(Data records)
———

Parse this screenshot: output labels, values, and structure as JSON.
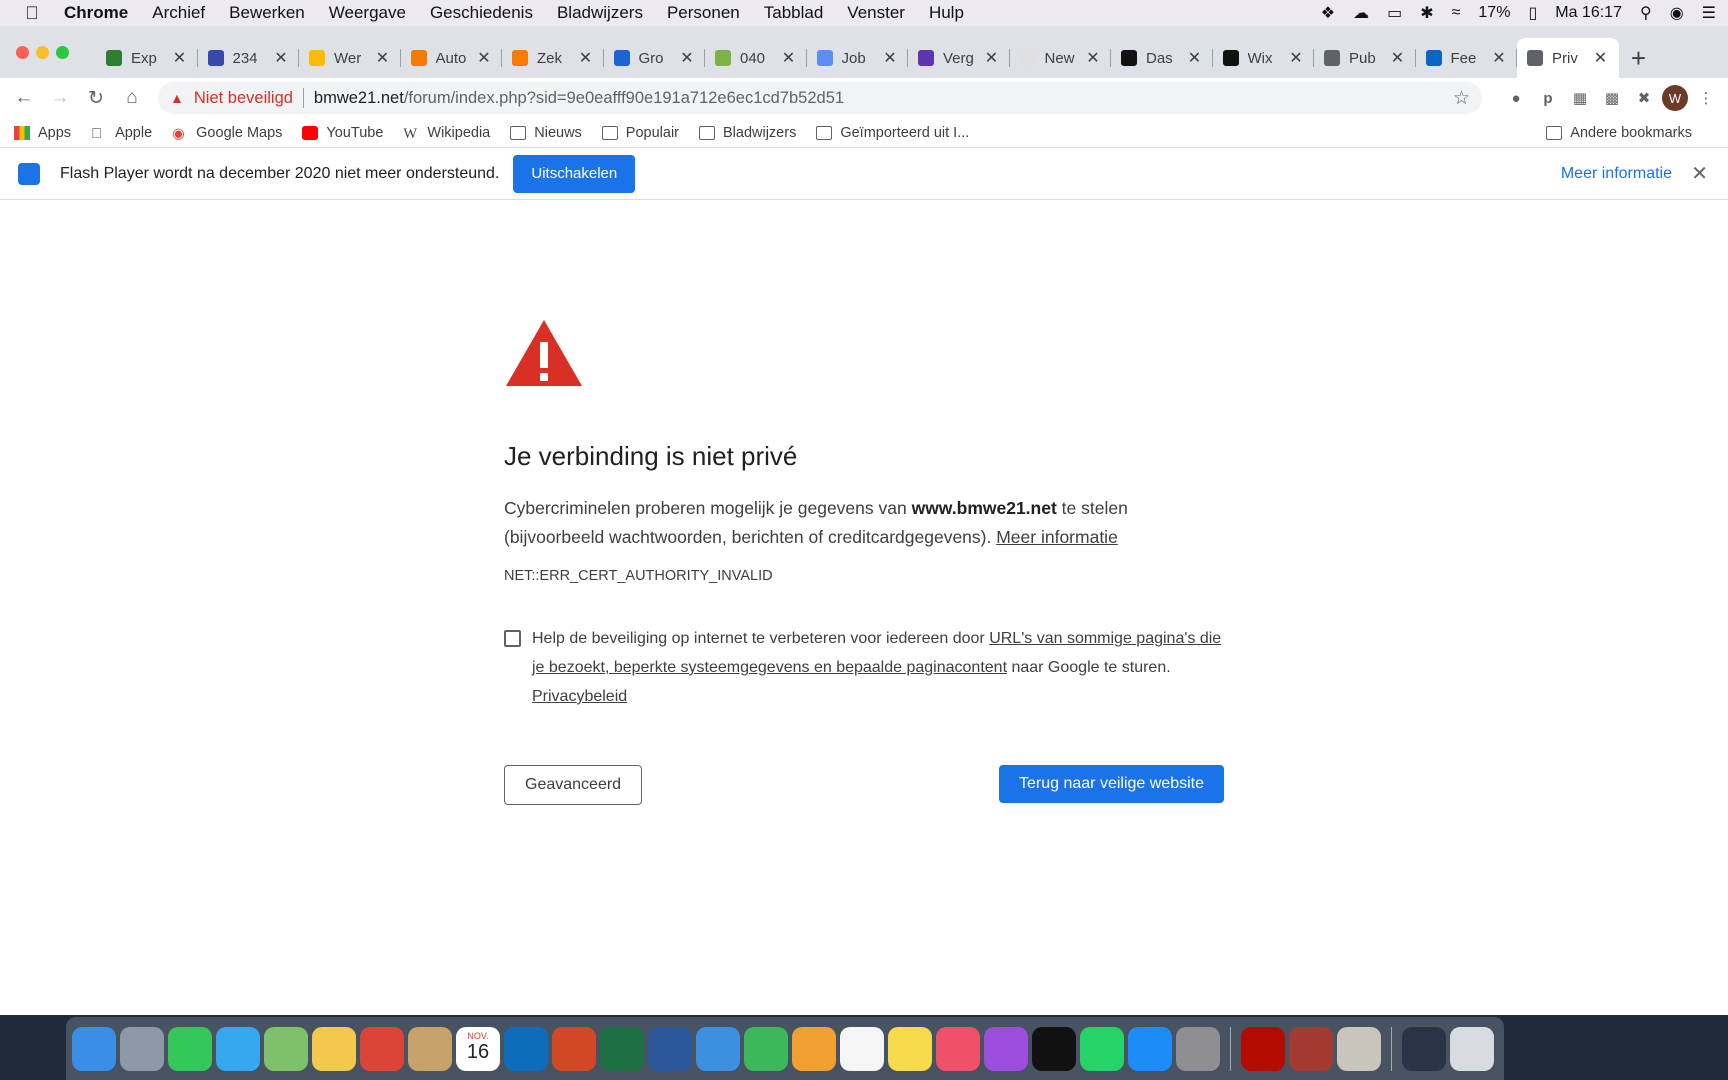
{
  "menubar": {
    "app": "Chrome",
    "items": [
      "Archief",
      "Bewerken",
      "Weergave",
      "Geschiedenis",
      "Bladwijzers",
      "Personen",
      "Tabblad",
      "Venster",
      "Hulp"
    ],
    "battery": "17%",
    "clock": "Ma 16:17"
  },
  "tabs": [
    {
      "title": "Exp",
      "color": "#2e7d32"
    },
    {
      "title": "234",
      "color": "#3949ab"
    },
    {
      "title": "Wer",
      "color": "#fbbc04"
    },
    {
      "title": "Auto",
      "color": "#f57c00"
    },
    {
      "title": "Zek",
      "color": "#f57c00"
    },
    {
      "title": "Gro",
      "color": "#1e63d6"
    },
    {
      "title": "040",
      "color": "#7cb342"
    },
    {
      "title": "Job",
      "color": "#5c8df6"
    },
    {
      "title": "Verg",
      "color": "#5e35b1"
    },
    {
      "title": "New",
      "color": "#e0e0e0"
    },
    {
      "title": "Das",
      "color": "#111111"
    },
    {
      "title": "Wix",
      "color": "#111111"
    },
    {
      "title": "Pub",
      "color": "#5f6368"
    },
    {
      "title": "Fee",
      "color": "#0a66c2"
    },
    {
      "title": "Priv",
      "color": "#5f6368"
    }
  ],
  "toolbar": {
    "security_label": "Niet beveiligd",
    "url_host": "bmwe21.net",
    "url_path": "/forum/index.php?sid=9e0eafff90e191a712e6ec1cd7b52d51",
    "profile_initial": "W"
  },
  "bookmarks": [
    {
      "label": "Apps",
      "icon": "apps-grid-icon"
    },
    {
      "label": "Apple",
      "icon": "apple-icon"
    },
    {
      "label": "Google Maps",
      "icon": "maps-pin-icon"
    },
    {
      "label": "YouTube",
      "icon": "youtube-icon"
    },
    {
      "label": "Wikipedia",
      "icon": "wikipedia-icon"
    },
    {
      "label": "Nieuws",
      "icon": "folder-icon"
    },
    {
      "label": "Populair",
      "icon": "folder-icon"
    },
    {
      "label": "Bladwijzers",
      "icon": "folder-icon"
    },
    {
      "label": "Geïmporteerd uit I...",
      "icon": "folder-icon"
    }
  ],
  "bookmarks_other": "Andere bookmarks",
  "infobar": {
    "message": "Flash Player wordt na december 2020 niet meer ondersteund.",
    "button": "Uitschakelen",
    "more": "Meer informatie"
  },
  "interstitial": {
    "title": "Je verbinding is niet privé",
    "desc_pre": "Cybercriminelen proberen mogelijk je gegevens van ",
    "desc_host": "www.bmwe21.net",
    "desc_post": " te stelen (bijvoorbeeld wachtwoorden, berichten of creditcardgegevens). ",
    "desc_link": "Meer informatie",
    "error_code": "NET::ERR_CERT_AUTHORITY_INVALID",
    "optin_pre": "Help de beveiliging op internet te verbeteren voor iedereen door ",
    "optin_link": "URL's van sommige pagina's die je bezoekt, beperkte systeemgegevens en bepaalde paginacontent",
    "optin_post": " naar Google te sturen. ",
    "privacy_link": "Privacybeleid",
    "advanced_button": "Geavanceerd",
    "back_button": "Terug naar veilige website"
  },
  "dock": {
    "calendar_month": "NOV.",
    "calendar_day": "16",
    "apps": [
      {
        "name": "finder",
        "color": "#3a8ee6"
      },
      {
        "name": "launchpad",
        "color": "#8d99a6"
      },
      {
        "name": "facetime",
        "color": "#34c759"
      },
      {
        "name": "messages",
        "color": "#35a8f0"
      },
      {
        "name": "maps",
        "color": "#7fc06b"
      },
      {
        "name": "photos",
        "color": "#f2c94c"
      },
      {
        "name": "chrome",
        "color": "#db4437"
      },
      {
        "name": "contacts",
        "color": "#c8a26b"
      },
      {
        "name": "calendar",
        "color": "#ffffff"
      },
      {
        "name": "outlook",
        "color": "#0f6cbd"
      },
      {
        "name": "powerpoint",
        "color": "#d24726"
      },
      {
        "name": "excel",
        "color": "#1d7044"
      },
      {
        "name": "word",
        "color": "#2b579a"
      },
      {
        "name": "keynote",
        "color": "#3d8fe0"
      },
      {
        "name": "numbers",
        "color": "#3eb65a"
      },
      {
        "name": "pages",
        "color": "#f0a030"
      },
      {
        "name": "reminders",
        "color": "#f5f5f5"
      },
      {
        "name": "notes",
        "color": "#f7d94c"
      },
      {
        "name": "music",
        "color": "#f1506b"
      },
      {
        "name": "podcasts",
        "color": "#9b4dde"
      },
      {
        "name": "tv",
        "color": "#111111"
      },
      {
        "name": "whatsapp",
        "color": "#25d366"
      },
      {
        "name": "app-store",
        "color": "#1d8cf8"
      },
      {
        "name": "system-preferences",
        "color": "#8e8e93"
      },
      {
        "name": "acrobat",
        "color": "#b30b00"
      },
      {
        "name": "dictionary",
        "color": "#a33a32"
      },
      {
        "name": "calculator",
        "color": "#c9c4bc"
      },
      {
        "name": "document",
        "color": "#2a3447"
      },
      {
        "name": "trash",
        "color": "#d8dbe0"
      }
    ]
  }
}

———

> Exercise:
Print every record above exactly as written, leaving out the pictures.

> Result for this exercise:
Parse this screenshot: output labels, values, and structure as JSON.
{
  "menubar": {
    "app": "Chrome",
    "items": [
      "Archief",
      "Bewerken",
      "Weergave",
      "Geschiedenis",
      "Bladwijzers",
      "Personen",
      "Tabblad",
      "Venster",
      "Hulp"
    ],
    "battery": "17%",
    "clock": "Ma 16:17"
  },
  "tabs": [
    {
      "title": "Exp",
      "color": "#2e7d32"
    },
    {
      "title": "234",
      "color": "#3949ab"
    },
    {
      "title": "Wer",
      "color": "#fbbc04"
    },
    {
      "title": "Auto",
      "color": "#f57c00"
    },
    {
      "title": "Zek",
      "color": "#f57c00"
    },
    {
      "title": "Gro",
      "color": "#1e63d6"
    },
    {
      "title": "040",
      "color": "#7cb342"
    },
    {
      "title": "Job",
      "color": "#5c8df6"
    },
    {
      "title": "Verg",
      "color": "#5e35b1"
    },
    {
      "title": "New",
      "color": "#e0e0e0"
    },
    {
      "title": "Das",
      "color": "#111111"
    },
    {
      "title": "Wix",
      "color": "#111111"
    },
    {
      "title": "Pub",
      "color": "#5f6368"
    },
    {
      "title": "Fee",
      "color": "#0a66c2"
    },
    {
      "title": "Priv",
      "color": "#5f6368"
    }
  ],
  "toolbar": {
    "security_label": "Niet beveiligd",
    "url_host": "bmwe21.net",
    "url_path": "/forum/index.php?sid=9e0eafff90e191a712e6ec1cd7b52d51",
    "profile_initial": "W"
  },
  "bookmarks": [
    {
      "label": "Apps",
      "icon": "apps-grid-icon"
    },
    {
      "label": "Apple",
      "icon": "apple-icon"
    },
    {
      "label": "Google Maps",
      "icon": "maps-pin-icon"
    },
    {
      "label": "YouTube",
      "icon": "youtube-icon"
    },
    {
      "label": "Wikipedia",
      "icon": "wikipedia-icon"
    },
    {
      "label": "Nieuws",
      "icon": "folder-icon"
    },
    {
      "label": "Populair",
      "icon": "folder-icon"
    },
    {
      "label": "Bladwijzers",
      "icon": "folder-icon"
    },
    {
      "label": "Geïmporteerd uit I...",
      "icon": "folder-icon"
    }
  ],
  "bookmarks_other": "Andere bookmarks",
  "infobar": {
    "message": "Flash Player wordt na december 2020 niet meer ondersteund.",
    "button": "Uitschakelen",
    "more": "Meer informatie"
  },
  "interstitial": {
    "title": "Je verbinding is niet privé",
    "desc_pre": "Cybercriminelen proberen mogelijk je gegevens van ",
    "desc_host": "www.bmwe21.net",
    "desc_post": " te stelen (bijvoorbeeld wachtwoorden, berichten of creditcardgegevens). ",
    "desc_link": "Meer informatie",
    "error_code": "NET::ERR_CERT_AUTHORITY_INVALID",
    "optin_pre": "Help de beveiliging op internet te verbeteren voor iedereen door ",
    "optin_link": "URL's van sommige pagina's die je bezoekt, beperkte systeemgegevens en bepaalde paginacontent",
    "optin_post": " naar Google te sturen. ",
    "privacy_link": "Privacybeleid",
    "advanced_button": "Geavanceerd",
    "back_button": "Terug naar veilige website"
  },
  "dock": {
    "calendar_month": "NOV.",
    "calendar_day": "16",
    "apps": [
      {
        "name": "finder",
        "color": "#3a8ee6"
      },
      {
        "name": "launchpad",
        "color": "#8d99a6"
      },
      {
        "name": "facetime",
        "color": "#34c759"
      },
      {
        "name": "messages",
        "color": "#35a8f0"
      },
      {
        "name": "maps",
        "color": "#7fc06b"
      },
      {
        "name": "photos",
        "color": "#f2c94c"
      },
      {
        "name": "chrome",
        "color": "#db4437"
      },
      {
        "name": "contacts",
        "color": "#c8a26b"
      },
      {
        "name": "calendar",
        "color": "#ffffff"
      },
      {
        "name": "outlook",
        "color": "#0f6cbd"
      },
      {
        "name": "powerpoint",
        "color": "#d24726"
      },
      {
        "name": "excel",
        "color": "#1d7044"
      },
      {
        "name": "word",
        "color": "#2b579a"
      },
      {
        "name": "keynote",
        "color": "#3d8fe0"
      },
      {
        "name": "numbers",
        "color": "#3eb65a"
      },
      {
        "name": "pages",
        "color": "#f0a030"
      },
      {
        "name": "reminders",
        "color": "#f5f5f5"
      },
      {
        "name": "notes",
        "color": "#f7d94c"
      },
      {
        "name": "music",
        "color": "#f1506b"
      },
      {
        "name": "podcasts",
        "color": "#9b4dde"
      },
      {
        "name": "tv",
        "color": "#111111"
      },
      {
        "name": "whatsapp",
        "color": "#25d366"
      },
      {
        "name": "app-store",
        "color": "#1d8cf8"
      },
      {
        "name": "system-preferences",
        "color": "#8e8e93"
      },
      {
        "name": "acrobat",
        "color": "#b30b00"
      },
      {
        "name": "dictionary",
        "color": "#a33a32"
      },
      {
        "name": "calculator",
        "color": "#c9c4bc"
      },
      {
        "name": "document",
        "color": "#2a3447"
      },
      {
        "name": "trash",
        "color": "#d8dbe0"
      }
    ]
  }
}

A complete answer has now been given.